Aufgabe 1: Zitieren Sie aus dem Text über das Bauprojekt in der Marchwitzastraße die Stelle, die mit „Als die Anfrage“ beginnt und bis einschließlich „Leben zu finden.“ reicht.
Aufgabe 2: Schreiben Sie den Text über das Bauprojekt in der Marchwitzastraße im Anschluss an seinen letzten Satz weiter.

++++ Dokument

18 Monate Bauzeit sind ein positiver berlinovo-Rekord
Das Bauprojekt Marchwitzastraße 33 in Berlin-Marzahn-Hellersdorf.

(K)EIN NORMALER ABLAUF

Besonders ist eigentlich schon das Segment des Neubaus selbst. Als strategischer Immobilienpartner des Landes Berlin legt berlinovo den Schwerpunkt auf Projekte, die bezahlbares Wohnen für Studierende, Beschäftigte in öffentlichen Landes- und Verwaltungsunternehmen und Senior:innen möglich machen. Bei diesem und einem zweiten bereits realisierten Projekt kommt nun das Engagement im Segment „Institutionalisiertes Wohnen“ dazu. Die überwiegende Nutzung wird hier durch eine Vermietung an einen sozialen Träger definiert: Im Fall der Marchwitzstraße ist dies das Unionhilfswerk, der große gemeinnützige Verbund in Berlin, der Menschen in den unterschiedlichsten Lebenslagen Hilfe zur Selbsthilfe gibt.

Als die Anfrage vor zwei Jahren an berlinovo herantragen wird, gibt es schon einen Mietvertrag für die Zukunft, den das Unionhilfswerk abgeschlossen hat. Allein das mit dem Gebäudebau gestaltet sich schwierig und die Realisierung gerät ins Straucheln. berlinovo springt ein. Denn die Dringlichkeit ist hoch. „Es ging nicht darum, ob wir diesen speziellen Wohnraum wollen, sondern dass wir ihn brauchen“, betont Projektleiter Paul Weihermüller. Die neuen Apartments sollen von Obdachlosigkeit bedrohten, geflüchteten und/oder Schutz suchenden Menschen eine Unterkunft bieten und gleichzeitig eine Betreuung beinhalten, die hilft, den Weg zurück ins Leben zu finden.

++++++++
++++ Erfasste Daten

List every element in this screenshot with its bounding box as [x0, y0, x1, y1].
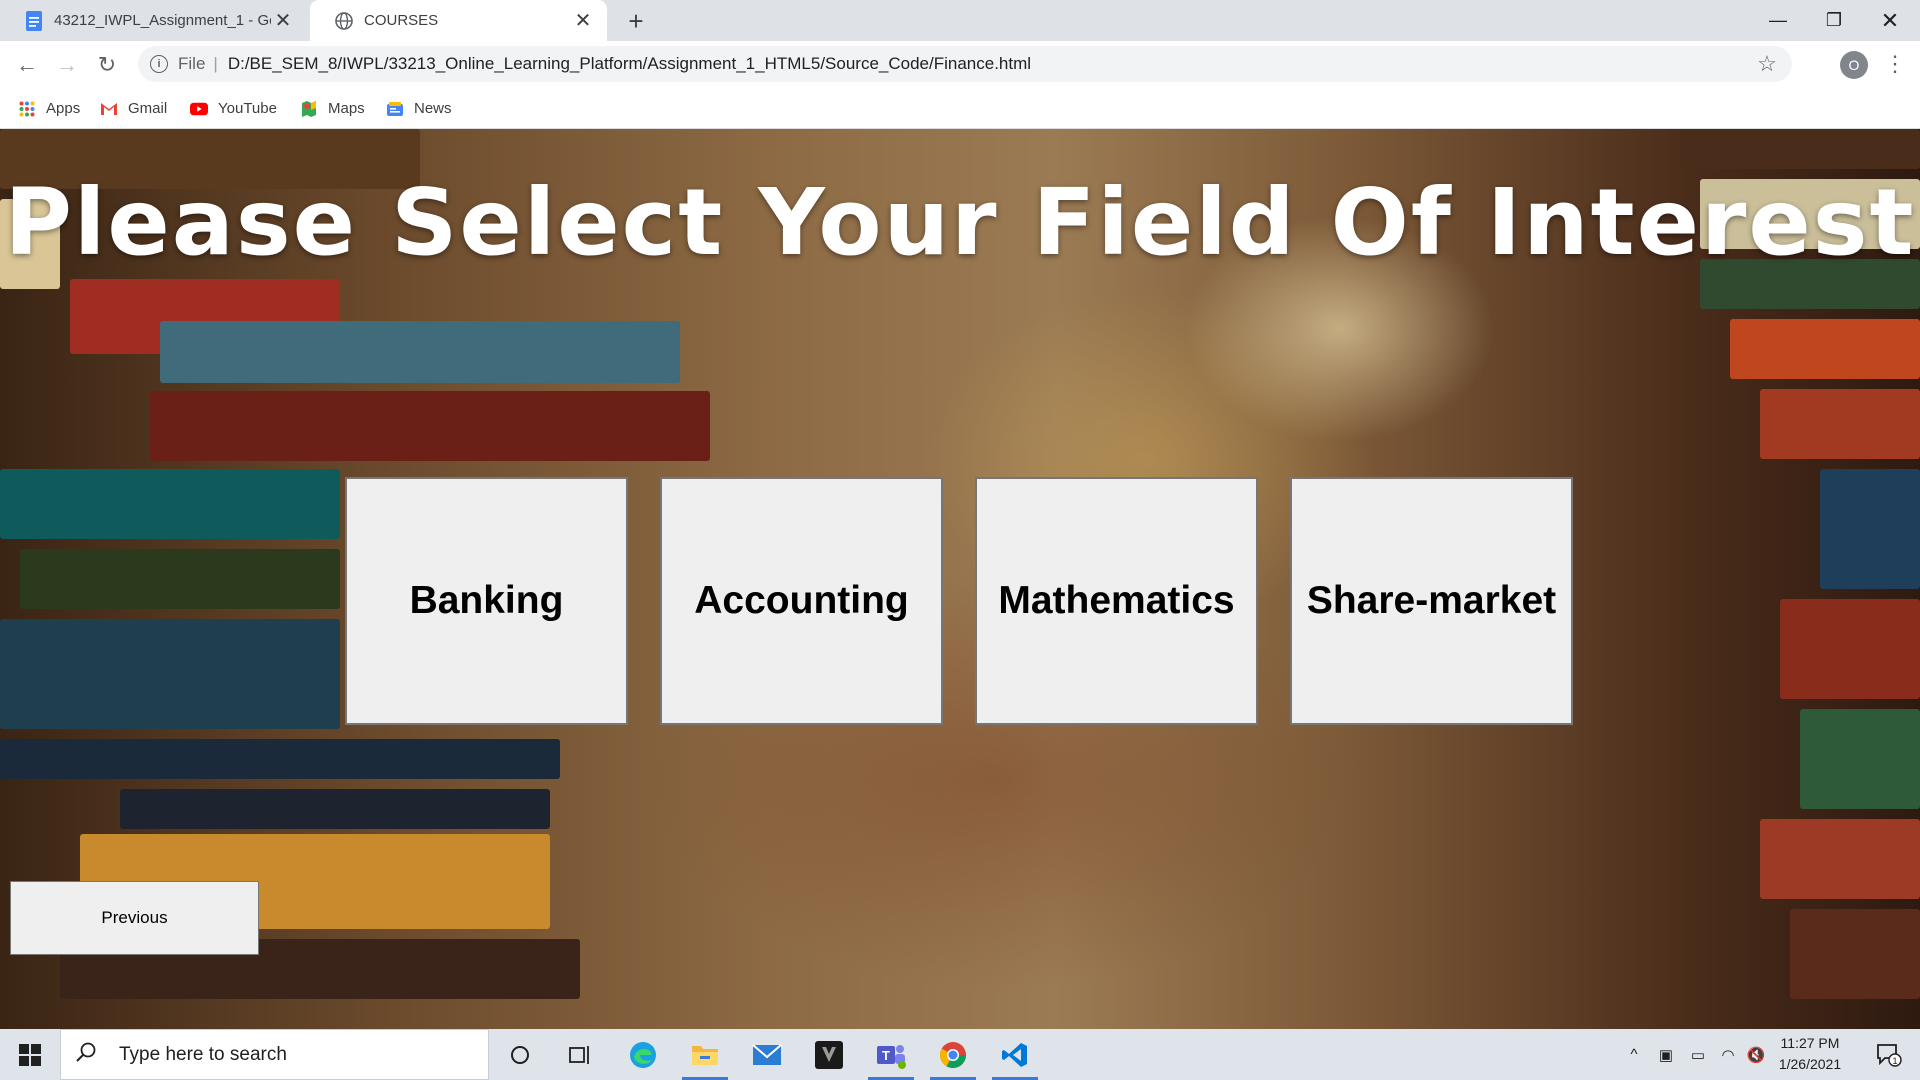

++++++++

Antwort 1:
Als die Anfrage vor zwei Jahren an berlinovo herantragen wird, gibt es schon einen Mietvertrag für die Zukunft, den das Unionhilfswerk abgeschlossen hat. Allein das mit dem Gebäudebau gestaltet sich schwierig und die Realisierung gerät ins Straucheln. berlinovo springt ein. Denn die Dringlichkeit ist hoch. „Es ging nicht darum, ob wir diesen speziellen Wohnraum wollen, sondern dass wir ihn brauchen“, betont Projektleiter Paul Weihermüller. Die neuen Apartments sollen von Obdachlosigkeit bedrohten, geflüchteten und/oder Schutz suchenden Menschen eine Unterkunft bieten und gleichzeitig eine Betreuung beinhalten, die hilft, den Weg zurück ins Leben zu finden.

Antwort 2:
Das kann eine einfache Geflüchteten- oder Notunterkunft nicht leisten. Deswegen erlebt berlinovo auch auf Bezirksebene Rückenwind: Die Baugenehmigung ist innerhalb von drei Monaten da, ein weiterer Rekord. Die erste Schnittstelle mit der Finanzierung gibt es schon sehr früh. „Klar kam man mit der Frage auf mich zu, ob dieses ambitionierte Projekt in dieser Assetklasse überhaupt zu finanzieren ist ohne die Sicherheit einer Standardmiete“, erklärt Robert Linthe. Aber auch hier hat sich die Welt weitergedreht und ein Umdenken stattgefunden. So hat der spätere Finanzierungspartner, die HypoVereinsbank, ein Programm aufgelegt, das nachhaltige Kriterien in den Mittelpunkt der Kreditbewilligung stellt. Das „Social Impact Banking“ ist für Investitionsprojekte gedacht, die eine positive, messbare soziale Wirkung für die Gesellschaft schaffen. Dafür ist das Wohnhaus in der Marchwitzastraße wie gemacht. Nachhaltige Aspekte erfüllt es unter anderem durch den sozialen Nutzungszweck, die teilweise barrierefreie Bauweise und die Integration einer Photovoltaikanlage. Also steht der Ausführung nichts mehr im Weg oder doch?

Projektleiter Paul Weihermüller und Robert Linthe, Teamleiter Abteilung Finanzen.
Projektentwickler Paul Weihermüller (l.) und Robert Linthe, Teamleiter Abteilung Finanzen
Projektplan für das Objekt in der Marchwitzastraße 33.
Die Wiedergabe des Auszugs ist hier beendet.